GIVEN INSTRUCTION
Report how many lines in the records below contain the word "Requirement". Give only the number.

---------- RECORDS SUPPLIED

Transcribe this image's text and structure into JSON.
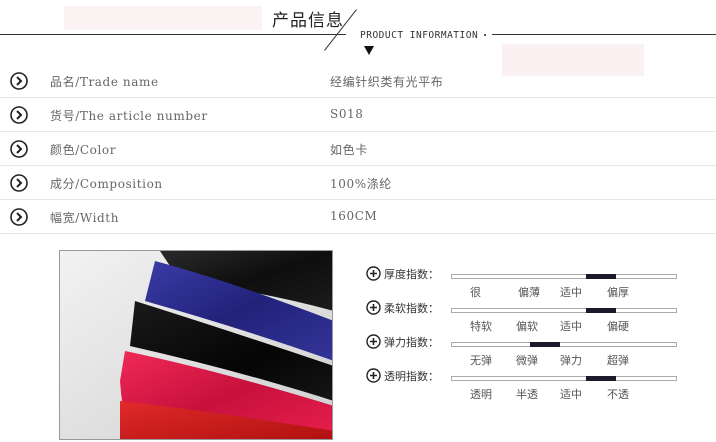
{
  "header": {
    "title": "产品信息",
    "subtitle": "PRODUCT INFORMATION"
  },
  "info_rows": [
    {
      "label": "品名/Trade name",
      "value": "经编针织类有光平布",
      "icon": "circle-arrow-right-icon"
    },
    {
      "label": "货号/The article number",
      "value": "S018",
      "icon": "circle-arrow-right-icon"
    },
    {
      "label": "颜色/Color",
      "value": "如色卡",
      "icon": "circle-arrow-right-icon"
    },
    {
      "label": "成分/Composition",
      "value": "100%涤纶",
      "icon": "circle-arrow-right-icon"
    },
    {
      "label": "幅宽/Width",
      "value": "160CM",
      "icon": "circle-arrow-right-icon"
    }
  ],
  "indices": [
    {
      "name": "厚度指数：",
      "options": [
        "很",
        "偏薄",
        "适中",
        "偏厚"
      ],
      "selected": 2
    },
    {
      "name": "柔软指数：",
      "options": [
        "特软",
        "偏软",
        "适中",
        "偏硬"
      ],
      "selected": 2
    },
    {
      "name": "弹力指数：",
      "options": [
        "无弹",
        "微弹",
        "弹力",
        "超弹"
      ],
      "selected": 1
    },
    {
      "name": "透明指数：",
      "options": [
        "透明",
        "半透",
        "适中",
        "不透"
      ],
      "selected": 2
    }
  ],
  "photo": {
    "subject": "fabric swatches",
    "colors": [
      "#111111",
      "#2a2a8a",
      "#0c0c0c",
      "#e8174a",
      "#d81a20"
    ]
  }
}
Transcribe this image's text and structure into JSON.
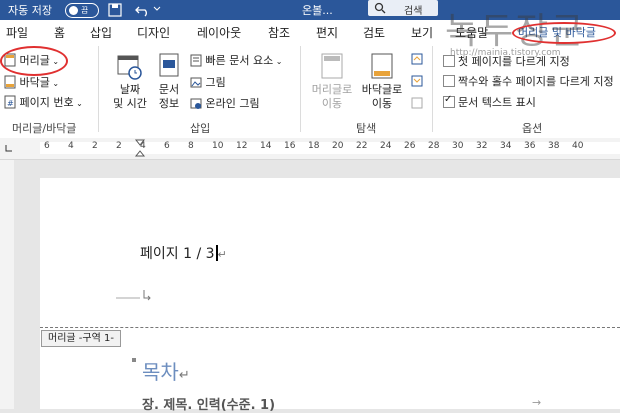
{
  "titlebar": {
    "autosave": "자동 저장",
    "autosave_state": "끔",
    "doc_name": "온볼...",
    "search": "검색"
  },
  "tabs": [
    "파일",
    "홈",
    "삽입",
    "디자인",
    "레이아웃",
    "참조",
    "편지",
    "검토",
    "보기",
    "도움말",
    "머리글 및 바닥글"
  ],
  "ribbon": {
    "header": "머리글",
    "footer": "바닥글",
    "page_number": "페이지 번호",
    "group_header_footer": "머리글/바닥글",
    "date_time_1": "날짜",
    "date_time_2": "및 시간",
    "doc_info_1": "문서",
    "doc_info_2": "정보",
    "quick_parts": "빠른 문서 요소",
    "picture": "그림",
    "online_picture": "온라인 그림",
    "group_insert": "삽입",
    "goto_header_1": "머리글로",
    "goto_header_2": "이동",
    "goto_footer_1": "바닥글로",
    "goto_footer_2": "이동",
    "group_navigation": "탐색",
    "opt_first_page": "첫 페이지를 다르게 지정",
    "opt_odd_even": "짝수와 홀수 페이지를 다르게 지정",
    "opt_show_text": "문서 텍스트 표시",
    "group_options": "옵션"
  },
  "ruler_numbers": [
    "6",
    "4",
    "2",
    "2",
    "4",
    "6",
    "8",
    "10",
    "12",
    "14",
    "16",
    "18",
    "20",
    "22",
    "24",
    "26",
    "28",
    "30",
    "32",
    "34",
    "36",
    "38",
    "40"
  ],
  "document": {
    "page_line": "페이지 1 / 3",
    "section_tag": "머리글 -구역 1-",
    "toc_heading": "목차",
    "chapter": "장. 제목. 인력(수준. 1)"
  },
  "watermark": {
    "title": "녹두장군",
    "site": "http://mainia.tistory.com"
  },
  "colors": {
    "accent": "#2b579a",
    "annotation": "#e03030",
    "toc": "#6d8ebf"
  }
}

--------------------
---------- RECORDS SUPPLIED

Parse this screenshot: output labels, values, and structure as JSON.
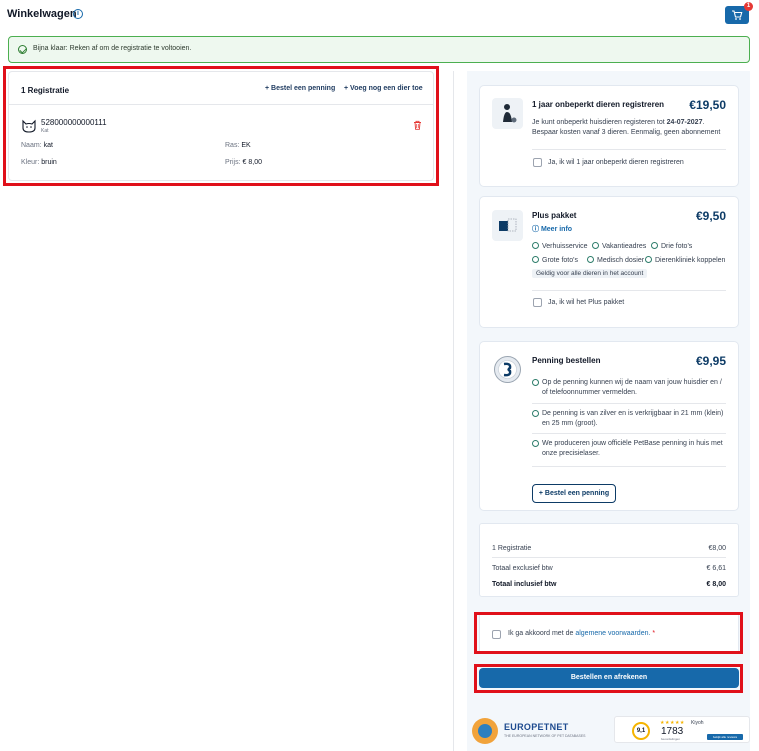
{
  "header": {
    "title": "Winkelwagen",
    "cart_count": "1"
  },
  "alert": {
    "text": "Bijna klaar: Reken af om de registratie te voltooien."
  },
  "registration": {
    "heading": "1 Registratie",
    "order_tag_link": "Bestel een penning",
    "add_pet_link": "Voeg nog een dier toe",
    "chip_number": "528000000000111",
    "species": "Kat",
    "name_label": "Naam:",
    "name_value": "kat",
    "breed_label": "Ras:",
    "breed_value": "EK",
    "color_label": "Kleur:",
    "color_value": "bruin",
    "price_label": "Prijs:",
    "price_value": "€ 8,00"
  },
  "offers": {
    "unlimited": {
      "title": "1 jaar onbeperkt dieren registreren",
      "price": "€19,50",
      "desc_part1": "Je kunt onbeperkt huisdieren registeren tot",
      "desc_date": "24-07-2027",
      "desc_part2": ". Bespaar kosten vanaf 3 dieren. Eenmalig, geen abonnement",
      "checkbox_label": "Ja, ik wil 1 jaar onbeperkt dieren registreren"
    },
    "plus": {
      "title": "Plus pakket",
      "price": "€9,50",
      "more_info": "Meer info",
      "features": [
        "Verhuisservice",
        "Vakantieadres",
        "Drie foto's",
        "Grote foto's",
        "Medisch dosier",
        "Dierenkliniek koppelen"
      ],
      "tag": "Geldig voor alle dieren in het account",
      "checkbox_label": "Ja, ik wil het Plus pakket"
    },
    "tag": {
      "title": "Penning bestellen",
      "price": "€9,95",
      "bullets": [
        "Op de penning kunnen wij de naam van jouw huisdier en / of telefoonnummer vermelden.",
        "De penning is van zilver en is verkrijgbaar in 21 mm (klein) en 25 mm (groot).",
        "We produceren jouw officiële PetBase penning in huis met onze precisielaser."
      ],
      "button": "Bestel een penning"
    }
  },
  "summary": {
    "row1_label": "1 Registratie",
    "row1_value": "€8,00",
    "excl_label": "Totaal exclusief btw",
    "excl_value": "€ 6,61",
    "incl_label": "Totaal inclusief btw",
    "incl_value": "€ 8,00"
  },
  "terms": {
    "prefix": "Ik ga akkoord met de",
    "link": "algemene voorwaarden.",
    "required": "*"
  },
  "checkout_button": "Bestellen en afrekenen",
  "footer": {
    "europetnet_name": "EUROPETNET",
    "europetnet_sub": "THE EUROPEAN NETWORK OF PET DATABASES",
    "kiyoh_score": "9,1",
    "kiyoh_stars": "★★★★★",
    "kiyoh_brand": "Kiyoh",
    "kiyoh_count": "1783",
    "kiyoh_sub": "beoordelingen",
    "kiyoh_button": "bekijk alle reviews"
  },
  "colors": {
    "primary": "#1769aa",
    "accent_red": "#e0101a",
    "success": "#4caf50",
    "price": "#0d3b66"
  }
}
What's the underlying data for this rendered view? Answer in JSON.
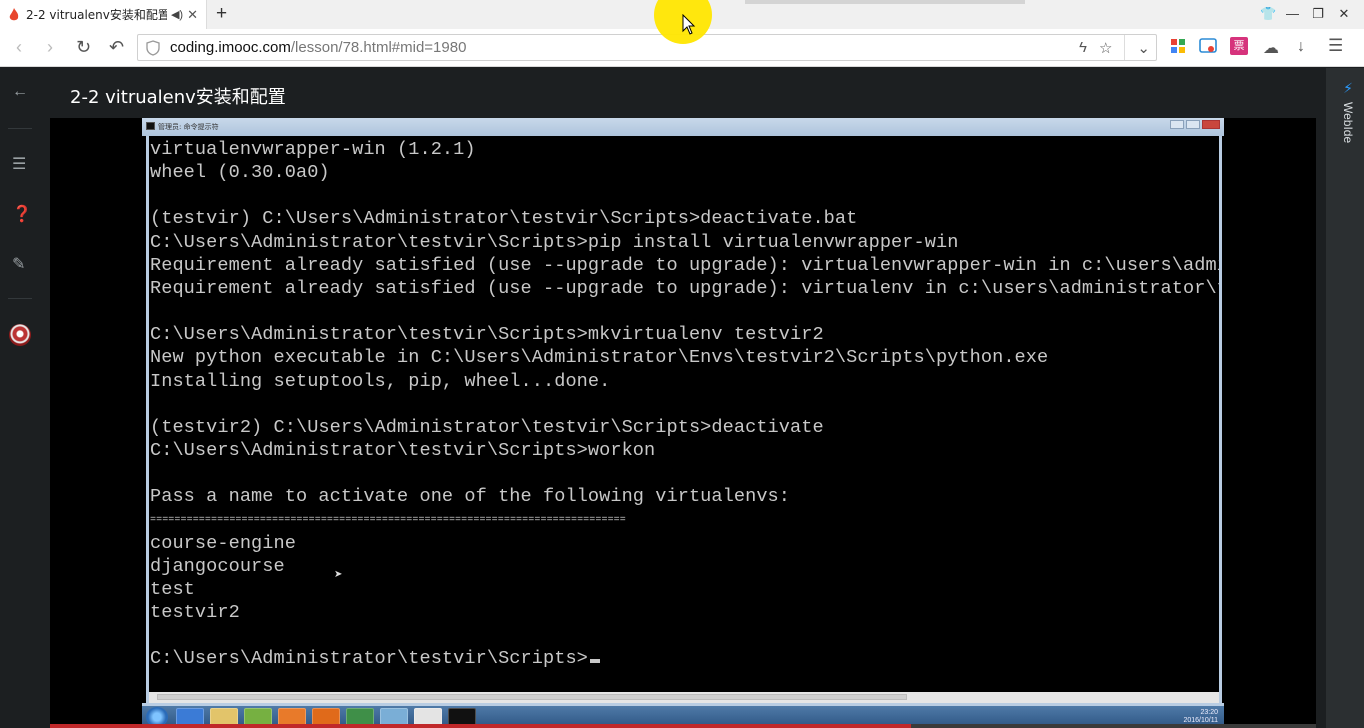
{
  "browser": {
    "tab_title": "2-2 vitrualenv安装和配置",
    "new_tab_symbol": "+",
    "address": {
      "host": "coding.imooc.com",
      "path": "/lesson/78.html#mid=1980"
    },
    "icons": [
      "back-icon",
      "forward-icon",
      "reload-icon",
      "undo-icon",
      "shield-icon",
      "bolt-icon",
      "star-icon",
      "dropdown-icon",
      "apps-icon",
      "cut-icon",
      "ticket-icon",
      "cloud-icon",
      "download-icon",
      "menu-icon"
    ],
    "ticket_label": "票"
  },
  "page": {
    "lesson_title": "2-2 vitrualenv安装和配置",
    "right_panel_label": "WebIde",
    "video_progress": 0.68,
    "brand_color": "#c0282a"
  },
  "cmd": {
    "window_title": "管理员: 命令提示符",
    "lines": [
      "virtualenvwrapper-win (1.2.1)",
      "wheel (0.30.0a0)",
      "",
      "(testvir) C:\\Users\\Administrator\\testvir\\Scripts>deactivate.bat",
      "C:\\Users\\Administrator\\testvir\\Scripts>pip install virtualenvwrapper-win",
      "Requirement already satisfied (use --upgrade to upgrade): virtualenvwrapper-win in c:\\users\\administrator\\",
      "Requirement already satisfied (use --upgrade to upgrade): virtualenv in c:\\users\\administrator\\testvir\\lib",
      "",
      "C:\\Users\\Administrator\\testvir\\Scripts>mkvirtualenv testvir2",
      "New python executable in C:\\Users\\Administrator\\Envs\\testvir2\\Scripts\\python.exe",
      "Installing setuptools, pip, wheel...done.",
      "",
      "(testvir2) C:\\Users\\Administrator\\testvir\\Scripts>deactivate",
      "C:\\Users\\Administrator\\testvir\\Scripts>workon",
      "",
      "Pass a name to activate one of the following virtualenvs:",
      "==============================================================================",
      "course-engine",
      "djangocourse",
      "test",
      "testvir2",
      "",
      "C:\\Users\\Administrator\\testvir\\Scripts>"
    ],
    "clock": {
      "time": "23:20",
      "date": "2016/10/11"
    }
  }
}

--------------------

SOLVED EXERCISE
2